THE PROBLEM
Starting with the line that contains "What does this", copy every line through the end of the data below, exactly and with nothing added.
(begin)
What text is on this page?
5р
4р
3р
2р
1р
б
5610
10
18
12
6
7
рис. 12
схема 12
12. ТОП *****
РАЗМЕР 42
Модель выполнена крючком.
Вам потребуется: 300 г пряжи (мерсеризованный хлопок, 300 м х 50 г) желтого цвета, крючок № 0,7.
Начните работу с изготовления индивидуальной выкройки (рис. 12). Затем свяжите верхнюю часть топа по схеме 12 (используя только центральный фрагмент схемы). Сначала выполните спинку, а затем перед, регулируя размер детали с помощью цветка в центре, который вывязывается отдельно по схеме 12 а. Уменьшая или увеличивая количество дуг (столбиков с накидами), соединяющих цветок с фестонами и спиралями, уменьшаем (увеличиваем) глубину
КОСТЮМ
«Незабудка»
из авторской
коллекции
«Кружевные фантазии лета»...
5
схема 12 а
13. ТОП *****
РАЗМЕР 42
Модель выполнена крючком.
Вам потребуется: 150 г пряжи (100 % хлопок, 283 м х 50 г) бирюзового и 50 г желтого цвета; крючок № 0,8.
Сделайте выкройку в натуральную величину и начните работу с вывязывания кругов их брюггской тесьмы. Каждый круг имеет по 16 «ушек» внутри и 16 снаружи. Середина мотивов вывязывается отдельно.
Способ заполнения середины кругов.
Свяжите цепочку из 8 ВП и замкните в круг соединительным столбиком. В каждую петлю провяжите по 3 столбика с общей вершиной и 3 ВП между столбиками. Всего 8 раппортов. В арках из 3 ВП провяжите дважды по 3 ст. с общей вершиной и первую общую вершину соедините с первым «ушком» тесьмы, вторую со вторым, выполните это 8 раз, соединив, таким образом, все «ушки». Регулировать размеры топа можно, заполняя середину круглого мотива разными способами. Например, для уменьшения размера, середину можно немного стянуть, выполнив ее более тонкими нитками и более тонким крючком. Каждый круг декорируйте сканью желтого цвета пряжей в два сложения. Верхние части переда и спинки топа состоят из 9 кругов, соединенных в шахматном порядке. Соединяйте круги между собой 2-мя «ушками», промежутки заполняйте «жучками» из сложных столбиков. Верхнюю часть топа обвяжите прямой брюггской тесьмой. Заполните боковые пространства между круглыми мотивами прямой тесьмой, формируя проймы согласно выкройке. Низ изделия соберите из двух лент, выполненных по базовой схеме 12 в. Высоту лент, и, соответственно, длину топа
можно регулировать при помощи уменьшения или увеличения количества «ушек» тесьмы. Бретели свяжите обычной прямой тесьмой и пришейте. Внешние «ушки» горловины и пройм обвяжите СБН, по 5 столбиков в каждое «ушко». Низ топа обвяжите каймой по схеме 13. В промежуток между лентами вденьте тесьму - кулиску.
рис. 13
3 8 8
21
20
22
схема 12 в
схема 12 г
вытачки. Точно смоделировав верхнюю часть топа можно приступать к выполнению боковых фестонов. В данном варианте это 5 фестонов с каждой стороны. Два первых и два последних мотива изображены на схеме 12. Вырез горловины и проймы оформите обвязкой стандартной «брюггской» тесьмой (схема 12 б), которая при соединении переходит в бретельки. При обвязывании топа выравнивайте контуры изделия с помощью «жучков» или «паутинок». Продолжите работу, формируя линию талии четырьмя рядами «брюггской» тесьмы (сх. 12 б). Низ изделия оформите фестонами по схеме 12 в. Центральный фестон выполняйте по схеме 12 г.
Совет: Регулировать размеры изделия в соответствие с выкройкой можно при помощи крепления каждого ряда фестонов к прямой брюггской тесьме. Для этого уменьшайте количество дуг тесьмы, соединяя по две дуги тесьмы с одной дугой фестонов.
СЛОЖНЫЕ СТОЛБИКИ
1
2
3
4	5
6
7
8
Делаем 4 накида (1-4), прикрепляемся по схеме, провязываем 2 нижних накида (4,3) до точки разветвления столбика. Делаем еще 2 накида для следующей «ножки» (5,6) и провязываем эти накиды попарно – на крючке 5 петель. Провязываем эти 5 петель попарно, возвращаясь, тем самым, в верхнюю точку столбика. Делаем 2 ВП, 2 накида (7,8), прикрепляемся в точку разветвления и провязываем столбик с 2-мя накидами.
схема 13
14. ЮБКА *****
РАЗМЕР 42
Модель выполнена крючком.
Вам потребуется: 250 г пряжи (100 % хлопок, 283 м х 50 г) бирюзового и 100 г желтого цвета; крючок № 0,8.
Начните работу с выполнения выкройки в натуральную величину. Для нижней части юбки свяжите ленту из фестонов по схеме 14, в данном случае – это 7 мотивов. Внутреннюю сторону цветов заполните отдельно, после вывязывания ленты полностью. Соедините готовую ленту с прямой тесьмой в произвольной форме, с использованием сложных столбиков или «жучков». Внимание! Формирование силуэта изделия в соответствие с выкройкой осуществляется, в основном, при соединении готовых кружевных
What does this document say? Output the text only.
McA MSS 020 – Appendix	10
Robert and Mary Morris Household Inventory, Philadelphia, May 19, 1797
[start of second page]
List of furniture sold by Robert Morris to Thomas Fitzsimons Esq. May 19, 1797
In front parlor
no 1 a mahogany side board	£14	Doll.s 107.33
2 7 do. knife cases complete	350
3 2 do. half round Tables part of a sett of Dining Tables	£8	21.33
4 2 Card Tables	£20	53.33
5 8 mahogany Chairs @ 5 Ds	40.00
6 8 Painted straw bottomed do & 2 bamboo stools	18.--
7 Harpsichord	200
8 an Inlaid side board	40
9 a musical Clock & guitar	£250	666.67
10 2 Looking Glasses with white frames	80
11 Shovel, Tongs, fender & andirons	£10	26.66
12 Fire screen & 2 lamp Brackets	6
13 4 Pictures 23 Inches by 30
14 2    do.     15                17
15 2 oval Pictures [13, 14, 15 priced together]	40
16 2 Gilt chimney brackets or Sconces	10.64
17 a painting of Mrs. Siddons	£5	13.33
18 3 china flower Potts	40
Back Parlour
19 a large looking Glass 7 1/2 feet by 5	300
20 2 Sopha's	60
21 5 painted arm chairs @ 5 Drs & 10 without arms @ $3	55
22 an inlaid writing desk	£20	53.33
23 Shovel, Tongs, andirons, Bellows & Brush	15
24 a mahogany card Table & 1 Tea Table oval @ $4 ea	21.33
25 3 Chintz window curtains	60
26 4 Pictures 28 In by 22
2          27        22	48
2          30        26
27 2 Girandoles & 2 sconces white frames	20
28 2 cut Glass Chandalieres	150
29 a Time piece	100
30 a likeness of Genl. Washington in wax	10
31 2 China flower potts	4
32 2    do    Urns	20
(end)
COMPLETE OUTPUT
What does this document say? Output the text only.
McA MSS 020 – Appendix	10
Robert and Mary Morris Household Inventory, Philadelphia, May 19, 1797
[start of second page]
List of furniture sold by Robert Morris to Thomas Fitzsimons Esq. May 19, 1797
In front parlor
no 1 a mahogany side board	£14	Doll.s 107.33
2 7 do. knife cases complete	350
3 2 do. half round Tables part of a sett of Dining Tables	£8	21.33
4 2 Card Tables	£20	53.33
5 8 mahogany Chairs @ 5 Ds	40.00
6 8 Painted straw bottomed do & 2 bamboo stools	18.--
7 Harpsichord	200
8 an Inlaid side board	40
9 a musical Clock & guitar	£250	666.67
10 2 Looking Glasses with white frames	80
11 Shovel, Tongs, fender & andirons	£10	26.66
12 Fire screen & 2 lamp Brackets	6
13 4 Pictures 23 Inches by 30
14 2    do.     15                17
15 2 oval Pictures [13, 14, 15 priced together]	40
16 2 Gilt chimney brackets or Sconces	10.64
17 a painting of Mrs. Siddons	£5	13.33
18 3 china flower Potts	40
Back Parlour
19 a large looking Glass 7 1/2 feet by 5	300
20 2 Sopha's	60
21 5 painted arm chairs @ 5 Drs & 10 without arms @ $3	55
22 an inlaid writing desk	£20	53.33
23 Shovel, Tongs, andirons, Bellows & Brush	15
24 a mahogany card Table & 1 Tea Table oval @ $4 ea	21.33
25 3 Chintz window curtains	60
26 4 Pictures 28 In by 22
2          27        22	48
2          30        26
27 2 Girandoles & 2 sconces white frames	20
28 2 cut Glass Chandalieres	150
29 a Time piece	100
30 a likeness of Genl. Washington in wax	10
31 2 China flower potts	4
32 2    do    Urns	20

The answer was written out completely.